▶ [EXTRACTED INFORMATION]:
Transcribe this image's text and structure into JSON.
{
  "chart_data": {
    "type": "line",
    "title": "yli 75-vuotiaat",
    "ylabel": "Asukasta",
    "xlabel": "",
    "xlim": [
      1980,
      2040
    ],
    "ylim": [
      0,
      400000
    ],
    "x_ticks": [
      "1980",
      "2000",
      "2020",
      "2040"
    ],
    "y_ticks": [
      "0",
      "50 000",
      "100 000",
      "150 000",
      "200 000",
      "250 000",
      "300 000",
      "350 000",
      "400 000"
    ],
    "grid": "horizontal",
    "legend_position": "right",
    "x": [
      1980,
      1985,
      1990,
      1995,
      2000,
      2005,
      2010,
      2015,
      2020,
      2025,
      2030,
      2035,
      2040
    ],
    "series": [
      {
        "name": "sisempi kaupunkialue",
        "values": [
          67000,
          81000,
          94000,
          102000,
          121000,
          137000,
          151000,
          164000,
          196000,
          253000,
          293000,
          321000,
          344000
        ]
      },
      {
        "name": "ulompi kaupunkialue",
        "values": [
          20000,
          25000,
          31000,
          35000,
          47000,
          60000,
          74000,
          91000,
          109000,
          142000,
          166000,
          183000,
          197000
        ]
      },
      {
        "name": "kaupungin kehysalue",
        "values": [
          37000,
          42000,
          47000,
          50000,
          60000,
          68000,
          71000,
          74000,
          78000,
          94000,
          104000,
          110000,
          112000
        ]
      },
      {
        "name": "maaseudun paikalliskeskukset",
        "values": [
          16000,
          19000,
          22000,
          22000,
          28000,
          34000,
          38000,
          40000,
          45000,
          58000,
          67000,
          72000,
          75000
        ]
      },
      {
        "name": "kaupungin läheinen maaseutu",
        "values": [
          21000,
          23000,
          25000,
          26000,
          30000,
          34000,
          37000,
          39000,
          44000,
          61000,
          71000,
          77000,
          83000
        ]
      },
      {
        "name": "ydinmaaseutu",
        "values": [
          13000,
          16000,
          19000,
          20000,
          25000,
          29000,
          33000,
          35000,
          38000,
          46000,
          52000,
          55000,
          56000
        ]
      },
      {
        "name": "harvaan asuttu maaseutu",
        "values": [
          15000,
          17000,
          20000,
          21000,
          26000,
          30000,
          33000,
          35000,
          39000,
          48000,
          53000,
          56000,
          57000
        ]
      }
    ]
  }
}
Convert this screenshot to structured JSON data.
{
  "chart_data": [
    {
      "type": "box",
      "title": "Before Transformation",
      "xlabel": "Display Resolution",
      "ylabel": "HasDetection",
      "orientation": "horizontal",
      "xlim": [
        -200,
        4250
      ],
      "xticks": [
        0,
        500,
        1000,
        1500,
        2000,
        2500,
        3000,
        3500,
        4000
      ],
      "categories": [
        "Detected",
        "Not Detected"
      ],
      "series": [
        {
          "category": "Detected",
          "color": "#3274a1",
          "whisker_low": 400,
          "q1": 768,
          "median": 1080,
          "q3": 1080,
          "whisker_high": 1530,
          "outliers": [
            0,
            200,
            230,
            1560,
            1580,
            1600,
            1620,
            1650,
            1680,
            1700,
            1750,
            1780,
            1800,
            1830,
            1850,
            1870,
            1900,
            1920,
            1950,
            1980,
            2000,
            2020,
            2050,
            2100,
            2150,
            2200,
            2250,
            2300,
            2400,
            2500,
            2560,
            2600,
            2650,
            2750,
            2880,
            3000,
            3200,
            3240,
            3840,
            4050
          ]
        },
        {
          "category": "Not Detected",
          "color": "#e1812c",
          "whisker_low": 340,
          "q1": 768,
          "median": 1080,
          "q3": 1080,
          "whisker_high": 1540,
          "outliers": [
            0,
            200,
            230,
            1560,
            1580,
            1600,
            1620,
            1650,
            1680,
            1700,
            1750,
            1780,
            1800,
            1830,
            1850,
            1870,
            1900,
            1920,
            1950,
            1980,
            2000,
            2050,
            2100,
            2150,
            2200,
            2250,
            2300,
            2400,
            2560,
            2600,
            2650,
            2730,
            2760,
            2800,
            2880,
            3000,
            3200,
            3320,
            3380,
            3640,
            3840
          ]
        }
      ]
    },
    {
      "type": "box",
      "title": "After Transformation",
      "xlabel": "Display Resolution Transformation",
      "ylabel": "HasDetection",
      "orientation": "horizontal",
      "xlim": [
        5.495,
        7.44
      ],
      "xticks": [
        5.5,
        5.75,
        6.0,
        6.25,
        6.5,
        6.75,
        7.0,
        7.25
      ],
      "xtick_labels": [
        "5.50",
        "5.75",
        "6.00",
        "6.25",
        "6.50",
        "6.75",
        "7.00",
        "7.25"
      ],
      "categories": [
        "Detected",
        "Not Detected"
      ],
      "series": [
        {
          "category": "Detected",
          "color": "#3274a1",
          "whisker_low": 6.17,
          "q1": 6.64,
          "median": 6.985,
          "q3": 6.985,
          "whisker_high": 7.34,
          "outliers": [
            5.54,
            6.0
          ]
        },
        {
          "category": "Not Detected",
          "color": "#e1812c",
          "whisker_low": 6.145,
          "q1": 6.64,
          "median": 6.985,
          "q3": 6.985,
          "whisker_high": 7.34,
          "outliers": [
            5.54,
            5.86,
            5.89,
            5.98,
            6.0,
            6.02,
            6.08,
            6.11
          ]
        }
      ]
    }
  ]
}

▶ [TASK INSTRUCTIONS]:
Using the records above, say how many lines include the string "Resolution". Only the number is wanted.

▶ [SOLUTION FOR THIS PROBLEM]:
2